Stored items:
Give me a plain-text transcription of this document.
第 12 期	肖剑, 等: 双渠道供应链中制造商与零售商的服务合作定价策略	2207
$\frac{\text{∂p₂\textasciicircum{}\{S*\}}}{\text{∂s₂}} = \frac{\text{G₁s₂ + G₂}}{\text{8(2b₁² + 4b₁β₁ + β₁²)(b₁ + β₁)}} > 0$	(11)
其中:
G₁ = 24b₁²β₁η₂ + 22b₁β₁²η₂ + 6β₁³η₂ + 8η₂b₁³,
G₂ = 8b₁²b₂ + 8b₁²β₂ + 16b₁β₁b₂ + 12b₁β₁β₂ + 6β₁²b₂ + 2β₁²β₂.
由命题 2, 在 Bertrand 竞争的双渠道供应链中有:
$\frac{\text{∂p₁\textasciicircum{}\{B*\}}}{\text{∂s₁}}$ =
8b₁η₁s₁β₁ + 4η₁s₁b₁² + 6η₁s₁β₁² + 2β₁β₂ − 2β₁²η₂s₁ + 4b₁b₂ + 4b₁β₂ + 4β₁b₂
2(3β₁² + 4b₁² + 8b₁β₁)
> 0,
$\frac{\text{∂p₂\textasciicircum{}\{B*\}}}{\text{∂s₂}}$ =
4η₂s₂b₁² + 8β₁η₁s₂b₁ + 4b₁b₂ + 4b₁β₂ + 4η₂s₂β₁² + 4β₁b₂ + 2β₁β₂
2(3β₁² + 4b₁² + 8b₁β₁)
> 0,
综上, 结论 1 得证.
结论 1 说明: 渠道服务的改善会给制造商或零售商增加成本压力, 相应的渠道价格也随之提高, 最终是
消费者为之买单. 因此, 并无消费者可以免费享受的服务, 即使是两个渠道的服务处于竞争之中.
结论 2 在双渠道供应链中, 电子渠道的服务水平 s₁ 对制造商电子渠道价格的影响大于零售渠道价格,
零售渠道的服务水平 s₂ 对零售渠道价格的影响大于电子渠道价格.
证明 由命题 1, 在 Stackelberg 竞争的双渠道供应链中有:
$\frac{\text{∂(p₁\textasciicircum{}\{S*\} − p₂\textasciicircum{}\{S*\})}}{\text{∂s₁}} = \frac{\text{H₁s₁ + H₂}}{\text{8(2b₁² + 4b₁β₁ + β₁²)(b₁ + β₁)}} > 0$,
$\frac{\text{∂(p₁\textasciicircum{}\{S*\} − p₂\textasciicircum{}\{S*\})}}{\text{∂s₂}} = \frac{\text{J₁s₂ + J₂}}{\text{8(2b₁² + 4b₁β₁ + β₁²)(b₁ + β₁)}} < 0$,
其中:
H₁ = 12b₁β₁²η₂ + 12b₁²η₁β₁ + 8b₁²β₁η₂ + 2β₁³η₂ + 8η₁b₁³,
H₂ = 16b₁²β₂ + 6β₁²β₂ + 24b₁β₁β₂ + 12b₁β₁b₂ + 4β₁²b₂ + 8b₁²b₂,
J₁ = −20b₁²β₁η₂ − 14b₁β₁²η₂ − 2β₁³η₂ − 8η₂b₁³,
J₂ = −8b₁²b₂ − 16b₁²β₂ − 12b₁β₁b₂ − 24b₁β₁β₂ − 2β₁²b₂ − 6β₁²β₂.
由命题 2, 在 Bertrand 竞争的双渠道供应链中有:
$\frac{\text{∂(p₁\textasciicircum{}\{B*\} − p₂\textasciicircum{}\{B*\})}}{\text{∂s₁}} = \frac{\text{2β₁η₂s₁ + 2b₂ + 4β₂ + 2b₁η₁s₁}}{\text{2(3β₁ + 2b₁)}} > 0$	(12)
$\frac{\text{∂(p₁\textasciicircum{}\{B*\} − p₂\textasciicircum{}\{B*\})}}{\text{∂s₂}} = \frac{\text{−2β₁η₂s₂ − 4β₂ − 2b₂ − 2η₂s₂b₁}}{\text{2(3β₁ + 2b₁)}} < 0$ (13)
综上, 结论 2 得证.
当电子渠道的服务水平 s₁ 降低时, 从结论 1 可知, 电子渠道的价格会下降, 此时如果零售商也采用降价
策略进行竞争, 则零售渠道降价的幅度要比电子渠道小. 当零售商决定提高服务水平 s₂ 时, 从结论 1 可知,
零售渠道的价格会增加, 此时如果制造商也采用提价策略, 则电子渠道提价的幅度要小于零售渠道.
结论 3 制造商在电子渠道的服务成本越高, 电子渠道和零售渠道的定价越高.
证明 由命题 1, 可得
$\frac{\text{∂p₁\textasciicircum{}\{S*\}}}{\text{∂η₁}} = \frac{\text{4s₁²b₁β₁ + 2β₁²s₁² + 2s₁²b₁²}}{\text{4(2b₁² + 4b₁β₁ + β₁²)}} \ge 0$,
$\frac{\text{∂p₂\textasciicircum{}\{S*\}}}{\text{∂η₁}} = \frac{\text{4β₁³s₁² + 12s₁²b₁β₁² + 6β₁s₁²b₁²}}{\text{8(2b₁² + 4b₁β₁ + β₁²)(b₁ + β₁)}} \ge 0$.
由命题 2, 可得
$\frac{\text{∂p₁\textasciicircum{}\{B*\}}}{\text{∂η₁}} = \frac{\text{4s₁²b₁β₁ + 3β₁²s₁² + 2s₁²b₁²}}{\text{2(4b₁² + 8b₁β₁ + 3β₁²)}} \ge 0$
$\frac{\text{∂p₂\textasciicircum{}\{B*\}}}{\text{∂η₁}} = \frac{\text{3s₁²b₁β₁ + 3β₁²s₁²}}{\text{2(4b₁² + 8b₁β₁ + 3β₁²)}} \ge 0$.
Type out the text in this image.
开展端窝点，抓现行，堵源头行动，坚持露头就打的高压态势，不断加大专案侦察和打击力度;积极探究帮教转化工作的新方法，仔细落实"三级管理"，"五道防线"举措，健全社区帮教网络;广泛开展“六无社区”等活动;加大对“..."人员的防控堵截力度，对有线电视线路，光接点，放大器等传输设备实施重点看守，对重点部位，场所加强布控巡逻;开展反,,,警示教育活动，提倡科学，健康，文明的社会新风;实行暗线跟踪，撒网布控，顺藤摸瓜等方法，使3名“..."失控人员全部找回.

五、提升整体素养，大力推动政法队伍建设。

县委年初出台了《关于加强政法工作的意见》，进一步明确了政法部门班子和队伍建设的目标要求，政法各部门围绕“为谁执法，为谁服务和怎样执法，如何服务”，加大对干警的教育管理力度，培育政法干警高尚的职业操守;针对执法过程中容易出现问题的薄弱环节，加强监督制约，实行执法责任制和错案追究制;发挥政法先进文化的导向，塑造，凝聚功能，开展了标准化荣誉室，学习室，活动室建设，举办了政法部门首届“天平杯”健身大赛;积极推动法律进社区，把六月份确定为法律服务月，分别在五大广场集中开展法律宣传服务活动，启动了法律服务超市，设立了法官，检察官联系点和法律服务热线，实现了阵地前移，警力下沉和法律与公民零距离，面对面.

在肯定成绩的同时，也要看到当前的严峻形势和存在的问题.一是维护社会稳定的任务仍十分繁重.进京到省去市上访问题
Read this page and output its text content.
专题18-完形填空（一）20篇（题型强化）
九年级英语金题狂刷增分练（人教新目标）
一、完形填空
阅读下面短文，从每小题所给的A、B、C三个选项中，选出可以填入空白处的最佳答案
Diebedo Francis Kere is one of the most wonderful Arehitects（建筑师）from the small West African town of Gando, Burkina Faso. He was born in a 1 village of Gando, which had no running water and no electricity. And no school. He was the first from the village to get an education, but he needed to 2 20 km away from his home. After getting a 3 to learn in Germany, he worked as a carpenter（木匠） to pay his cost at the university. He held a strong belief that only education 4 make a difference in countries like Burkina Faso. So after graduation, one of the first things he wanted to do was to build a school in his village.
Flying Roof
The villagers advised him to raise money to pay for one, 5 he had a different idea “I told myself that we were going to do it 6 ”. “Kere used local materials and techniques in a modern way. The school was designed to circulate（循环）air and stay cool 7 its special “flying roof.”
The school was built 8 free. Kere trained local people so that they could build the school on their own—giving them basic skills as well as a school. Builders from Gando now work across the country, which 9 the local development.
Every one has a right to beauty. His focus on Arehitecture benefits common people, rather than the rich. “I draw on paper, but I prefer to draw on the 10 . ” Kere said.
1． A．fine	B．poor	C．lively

- PROBLEM TO SOLVE
Every line from the one holding "Read this page and output its text content." through the final line of the listing must be echoed exactly; leave out all other lines.

- TASK OUTPUT
Read this page and output its text content.
专题18-完形填空（一）20篇（题型强化）
九年级英语金题狂刷增分练（人教新目标）
一、完形填空
阅读下面短文，从每小题所给的A、B、C三个选项中，选出可以填入空白处的最佳答案
Diebedo Francis Kere is one of the most wonderful Arehitects（建筑师）from the small West African town of Gando, Burkina Faso. He was born in a 1 village of Gando, which had no running water and no electricity. And no school. He was the first from the village to get an education, but he needed to 2 20 km away from his home. After getting a 3 to learn in Germany, he worked as a carpenter（木匠） to pay his cost at the university. He held a strong belief that only education 4 make a difference in countries like Burkina Faso. So after graduation, one of the first things he wanted to do was to build a school in his village.
Flying Roof
The villagers advised him to raise money to pay for one, 5 he had a different idea “I told myself that we were going to do it 6 ”. “Kere used local materials and techniques in a modern way. The school was designed to circulate（循环）air and stay cool 7 its special “flying roof.”
The school was built 8 free. Kere trained local people so that they could build the school on their own—giving them basic skills as well as a school. Builders from Gando now work across the country, which 9 the local development.
Every one has a right to beauty. His focus on Arehitecture benefits common people, rather than the rich. “I draw on paper, but I prefer to draw on the 10 . ” Kere said.
1． A．fine	B．poor	C．lively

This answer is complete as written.